— PROVIDED RECORDS —
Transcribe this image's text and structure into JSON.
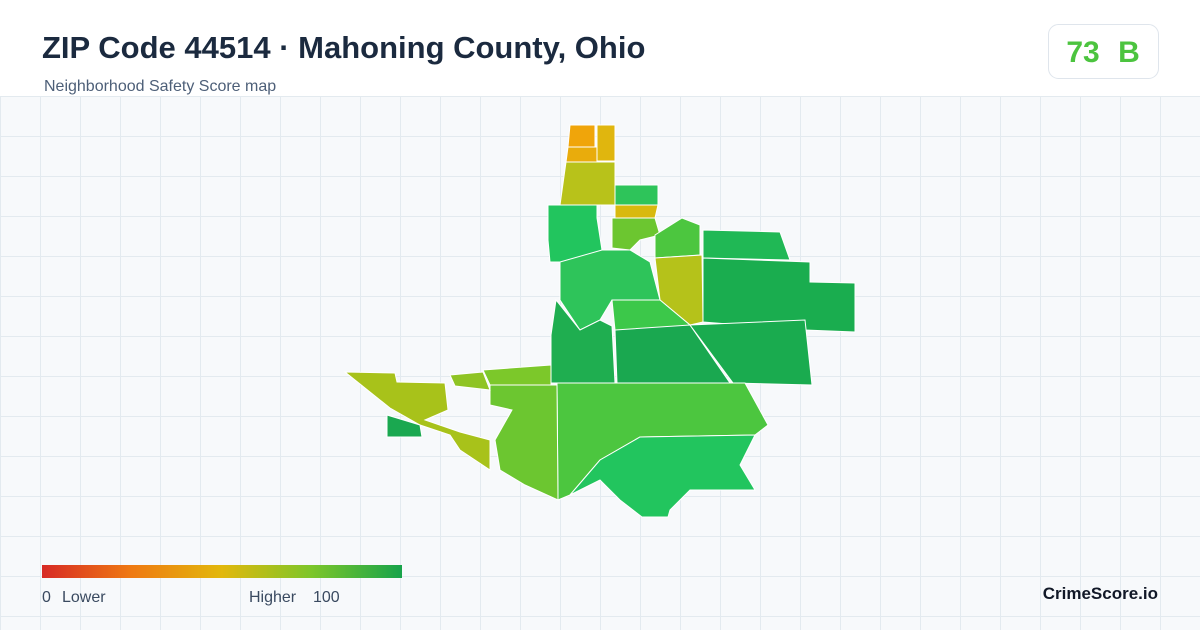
{
  "header": {
    "title": "ZIP Code 44514 · Mahoning County, Ohio",
    "subtitle": "Neighborhood Safety Score map"
  },
  "score": {
    "value": "73",
    "grade": "B"
  },
  "legend": {
    "min": "0",
    "min_label": "Lower",
    "max_label": "Higher",
    "max": "100"
  },
  "brand": "CrimeScore.io"
}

— EXERCISE INSTRUCTIONS —
Copy out every line of the material above exactly, skipping the pictures.

— CORRECT RESULT —
Transcribe this image's text and structure into JSON.
{
  "header": {
    "title": "ZIP Code 44514 · Mahoning County, Ohio",
    "subtitle": "Neighborhood Safety Score map"
  },
  "score": {
    "value": "73",
    "grade": "B"
  },
  "legend": {
    "min": "0",
    "min_label": "Lower",
    "max_label": "Higher",
    "max": "100"
  },
  "brand": "CrimeScore.io"
}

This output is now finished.